Material to process
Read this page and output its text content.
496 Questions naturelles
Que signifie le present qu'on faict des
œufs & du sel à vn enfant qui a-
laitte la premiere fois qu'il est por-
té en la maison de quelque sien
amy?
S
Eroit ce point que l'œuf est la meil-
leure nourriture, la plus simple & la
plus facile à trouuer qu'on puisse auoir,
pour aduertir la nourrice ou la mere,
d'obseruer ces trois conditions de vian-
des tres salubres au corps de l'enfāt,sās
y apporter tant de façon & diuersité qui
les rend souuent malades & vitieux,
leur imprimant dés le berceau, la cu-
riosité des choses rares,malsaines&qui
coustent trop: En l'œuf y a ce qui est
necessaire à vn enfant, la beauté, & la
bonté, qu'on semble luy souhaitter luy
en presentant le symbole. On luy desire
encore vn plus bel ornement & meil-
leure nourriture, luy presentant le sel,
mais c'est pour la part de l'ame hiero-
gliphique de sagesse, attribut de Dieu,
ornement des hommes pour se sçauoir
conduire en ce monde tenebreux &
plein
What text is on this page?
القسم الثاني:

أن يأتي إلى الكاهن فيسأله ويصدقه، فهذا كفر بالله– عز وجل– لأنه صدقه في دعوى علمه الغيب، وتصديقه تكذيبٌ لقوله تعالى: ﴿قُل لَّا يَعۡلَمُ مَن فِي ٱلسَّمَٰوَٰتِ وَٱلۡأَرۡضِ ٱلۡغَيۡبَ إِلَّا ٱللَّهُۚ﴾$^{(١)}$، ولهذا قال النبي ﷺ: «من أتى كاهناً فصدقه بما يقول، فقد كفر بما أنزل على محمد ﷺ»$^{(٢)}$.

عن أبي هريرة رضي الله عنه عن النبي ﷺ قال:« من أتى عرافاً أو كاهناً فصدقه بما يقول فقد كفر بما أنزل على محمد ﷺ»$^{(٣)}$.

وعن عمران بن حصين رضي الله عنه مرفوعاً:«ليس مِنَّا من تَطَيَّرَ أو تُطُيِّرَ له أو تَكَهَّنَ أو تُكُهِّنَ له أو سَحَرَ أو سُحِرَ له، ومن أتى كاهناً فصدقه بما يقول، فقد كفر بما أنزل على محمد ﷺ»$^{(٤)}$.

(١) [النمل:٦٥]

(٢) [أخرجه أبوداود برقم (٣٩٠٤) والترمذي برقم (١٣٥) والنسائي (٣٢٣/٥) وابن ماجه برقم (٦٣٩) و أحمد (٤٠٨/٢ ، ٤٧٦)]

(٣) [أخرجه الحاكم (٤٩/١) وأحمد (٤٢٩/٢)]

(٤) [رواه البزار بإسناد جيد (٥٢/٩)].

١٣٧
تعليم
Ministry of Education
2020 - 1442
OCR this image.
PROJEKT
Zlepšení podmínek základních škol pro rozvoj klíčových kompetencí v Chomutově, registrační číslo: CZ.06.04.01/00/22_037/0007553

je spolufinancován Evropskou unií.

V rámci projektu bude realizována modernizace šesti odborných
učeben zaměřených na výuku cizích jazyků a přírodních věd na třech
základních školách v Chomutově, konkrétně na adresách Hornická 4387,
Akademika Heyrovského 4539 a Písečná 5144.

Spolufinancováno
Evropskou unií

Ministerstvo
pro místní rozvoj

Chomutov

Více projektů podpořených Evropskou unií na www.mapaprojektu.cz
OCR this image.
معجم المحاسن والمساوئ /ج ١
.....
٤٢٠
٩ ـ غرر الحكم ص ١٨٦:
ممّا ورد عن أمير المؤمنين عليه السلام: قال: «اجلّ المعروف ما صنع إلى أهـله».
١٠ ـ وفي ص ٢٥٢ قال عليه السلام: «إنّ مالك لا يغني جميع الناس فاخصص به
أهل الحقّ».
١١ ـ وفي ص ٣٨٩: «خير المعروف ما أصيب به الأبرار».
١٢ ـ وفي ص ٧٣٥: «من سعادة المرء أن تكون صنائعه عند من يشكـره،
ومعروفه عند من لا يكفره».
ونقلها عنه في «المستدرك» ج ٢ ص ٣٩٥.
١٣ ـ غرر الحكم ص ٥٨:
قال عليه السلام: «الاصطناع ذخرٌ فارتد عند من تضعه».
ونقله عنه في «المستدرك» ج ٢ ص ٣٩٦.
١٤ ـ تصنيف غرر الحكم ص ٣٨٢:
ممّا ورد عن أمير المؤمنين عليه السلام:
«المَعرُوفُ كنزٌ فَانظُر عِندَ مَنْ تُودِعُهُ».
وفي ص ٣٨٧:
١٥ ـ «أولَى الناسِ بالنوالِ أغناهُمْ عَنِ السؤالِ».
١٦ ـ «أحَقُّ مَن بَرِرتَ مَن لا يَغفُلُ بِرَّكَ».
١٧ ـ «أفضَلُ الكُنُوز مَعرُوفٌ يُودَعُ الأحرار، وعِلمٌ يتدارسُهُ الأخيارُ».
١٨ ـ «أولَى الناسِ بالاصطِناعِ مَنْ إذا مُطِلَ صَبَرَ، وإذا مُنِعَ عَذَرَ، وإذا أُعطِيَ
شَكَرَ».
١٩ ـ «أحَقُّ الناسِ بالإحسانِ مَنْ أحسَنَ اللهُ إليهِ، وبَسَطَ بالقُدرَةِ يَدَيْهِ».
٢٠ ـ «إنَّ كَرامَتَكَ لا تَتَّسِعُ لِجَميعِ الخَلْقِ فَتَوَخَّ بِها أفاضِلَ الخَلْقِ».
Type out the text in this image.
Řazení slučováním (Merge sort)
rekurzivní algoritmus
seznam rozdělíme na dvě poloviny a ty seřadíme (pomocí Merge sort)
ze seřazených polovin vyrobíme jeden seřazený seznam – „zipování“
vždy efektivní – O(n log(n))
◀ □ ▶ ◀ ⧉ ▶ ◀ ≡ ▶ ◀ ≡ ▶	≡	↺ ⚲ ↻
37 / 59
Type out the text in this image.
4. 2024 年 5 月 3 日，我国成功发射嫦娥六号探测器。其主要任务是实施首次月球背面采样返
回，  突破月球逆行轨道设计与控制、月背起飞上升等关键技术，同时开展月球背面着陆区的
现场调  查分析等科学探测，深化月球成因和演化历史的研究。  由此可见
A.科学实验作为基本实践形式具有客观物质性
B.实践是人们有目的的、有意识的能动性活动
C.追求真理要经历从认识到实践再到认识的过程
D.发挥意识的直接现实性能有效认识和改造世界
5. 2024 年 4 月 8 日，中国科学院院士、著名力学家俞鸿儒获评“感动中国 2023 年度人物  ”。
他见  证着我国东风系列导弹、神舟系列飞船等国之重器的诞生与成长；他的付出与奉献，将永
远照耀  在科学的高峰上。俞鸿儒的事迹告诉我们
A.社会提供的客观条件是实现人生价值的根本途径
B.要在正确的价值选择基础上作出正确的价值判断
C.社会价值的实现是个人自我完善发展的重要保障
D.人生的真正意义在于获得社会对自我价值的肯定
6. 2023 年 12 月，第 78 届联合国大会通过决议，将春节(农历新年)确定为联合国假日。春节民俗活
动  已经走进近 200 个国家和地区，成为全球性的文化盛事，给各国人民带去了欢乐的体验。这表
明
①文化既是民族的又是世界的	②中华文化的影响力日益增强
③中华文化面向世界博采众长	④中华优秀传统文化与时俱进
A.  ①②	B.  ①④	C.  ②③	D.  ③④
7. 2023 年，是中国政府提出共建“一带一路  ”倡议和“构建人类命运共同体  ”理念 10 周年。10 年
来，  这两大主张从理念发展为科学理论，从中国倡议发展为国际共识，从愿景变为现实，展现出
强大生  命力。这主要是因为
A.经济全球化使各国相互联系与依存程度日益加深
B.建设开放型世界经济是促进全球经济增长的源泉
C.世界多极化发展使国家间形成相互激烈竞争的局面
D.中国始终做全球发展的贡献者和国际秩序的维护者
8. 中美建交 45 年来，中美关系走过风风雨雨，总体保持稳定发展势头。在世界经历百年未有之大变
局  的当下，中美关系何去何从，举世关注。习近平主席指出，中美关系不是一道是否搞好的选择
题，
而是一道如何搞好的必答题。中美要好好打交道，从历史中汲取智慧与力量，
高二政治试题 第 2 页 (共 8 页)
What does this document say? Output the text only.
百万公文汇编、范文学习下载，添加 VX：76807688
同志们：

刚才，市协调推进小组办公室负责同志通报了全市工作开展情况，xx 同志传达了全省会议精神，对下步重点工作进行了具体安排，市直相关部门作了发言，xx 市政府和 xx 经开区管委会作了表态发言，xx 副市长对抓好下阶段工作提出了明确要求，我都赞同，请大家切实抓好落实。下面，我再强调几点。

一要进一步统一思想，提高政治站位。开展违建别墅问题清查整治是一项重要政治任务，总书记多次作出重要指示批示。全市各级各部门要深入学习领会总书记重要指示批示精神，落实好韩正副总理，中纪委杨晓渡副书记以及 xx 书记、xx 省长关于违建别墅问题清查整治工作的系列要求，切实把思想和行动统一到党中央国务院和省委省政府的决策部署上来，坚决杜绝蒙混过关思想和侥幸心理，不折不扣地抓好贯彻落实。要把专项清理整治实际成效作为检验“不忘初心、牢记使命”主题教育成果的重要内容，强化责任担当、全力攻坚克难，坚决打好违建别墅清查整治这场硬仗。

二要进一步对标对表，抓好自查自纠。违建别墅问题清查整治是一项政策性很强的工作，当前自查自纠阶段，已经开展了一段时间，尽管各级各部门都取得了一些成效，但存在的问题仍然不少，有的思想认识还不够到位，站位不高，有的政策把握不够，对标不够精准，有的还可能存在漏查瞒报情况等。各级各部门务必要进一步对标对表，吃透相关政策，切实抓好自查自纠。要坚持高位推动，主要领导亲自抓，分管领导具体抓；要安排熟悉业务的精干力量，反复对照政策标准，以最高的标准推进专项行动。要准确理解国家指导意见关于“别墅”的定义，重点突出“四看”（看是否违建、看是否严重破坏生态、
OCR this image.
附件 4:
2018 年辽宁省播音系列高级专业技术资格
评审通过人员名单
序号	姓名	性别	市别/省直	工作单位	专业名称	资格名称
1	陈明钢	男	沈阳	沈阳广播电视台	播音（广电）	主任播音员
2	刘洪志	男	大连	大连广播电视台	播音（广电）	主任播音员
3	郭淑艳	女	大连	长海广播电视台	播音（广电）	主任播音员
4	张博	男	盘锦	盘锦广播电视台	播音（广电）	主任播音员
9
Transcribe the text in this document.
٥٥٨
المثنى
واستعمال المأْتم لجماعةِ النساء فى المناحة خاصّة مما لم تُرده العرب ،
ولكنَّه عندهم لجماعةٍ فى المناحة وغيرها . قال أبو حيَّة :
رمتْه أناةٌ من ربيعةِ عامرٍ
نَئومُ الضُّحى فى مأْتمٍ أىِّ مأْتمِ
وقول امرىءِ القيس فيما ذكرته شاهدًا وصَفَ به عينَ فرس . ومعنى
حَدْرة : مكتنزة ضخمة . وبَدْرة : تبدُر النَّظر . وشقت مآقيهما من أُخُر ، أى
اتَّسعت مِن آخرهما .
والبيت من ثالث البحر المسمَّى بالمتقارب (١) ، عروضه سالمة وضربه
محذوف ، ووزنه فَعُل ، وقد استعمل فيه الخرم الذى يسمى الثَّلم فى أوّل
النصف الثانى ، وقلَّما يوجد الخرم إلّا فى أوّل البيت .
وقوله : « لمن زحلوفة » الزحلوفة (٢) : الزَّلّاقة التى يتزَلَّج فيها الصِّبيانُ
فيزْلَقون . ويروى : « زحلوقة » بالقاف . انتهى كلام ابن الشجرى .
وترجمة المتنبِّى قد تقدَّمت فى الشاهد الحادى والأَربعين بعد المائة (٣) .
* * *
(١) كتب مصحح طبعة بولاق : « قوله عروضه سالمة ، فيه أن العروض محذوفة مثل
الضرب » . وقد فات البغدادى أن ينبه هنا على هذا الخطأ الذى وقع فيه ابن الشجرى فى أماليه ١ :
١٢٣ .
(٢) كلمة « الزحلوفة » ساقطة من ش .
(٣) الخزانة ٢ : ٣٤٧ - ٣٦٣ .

Task description
List each line in the listing that contains the string "عروضه".

Correct response
والبيت من ثالث البحر المسمَّى بالمتقارب (١) ، عروضه سالمة وضربه
(١) كتب مصحح طبعة بولاق : « قوله عروضه سالمة ، فيه أن العروض محذوفة مثل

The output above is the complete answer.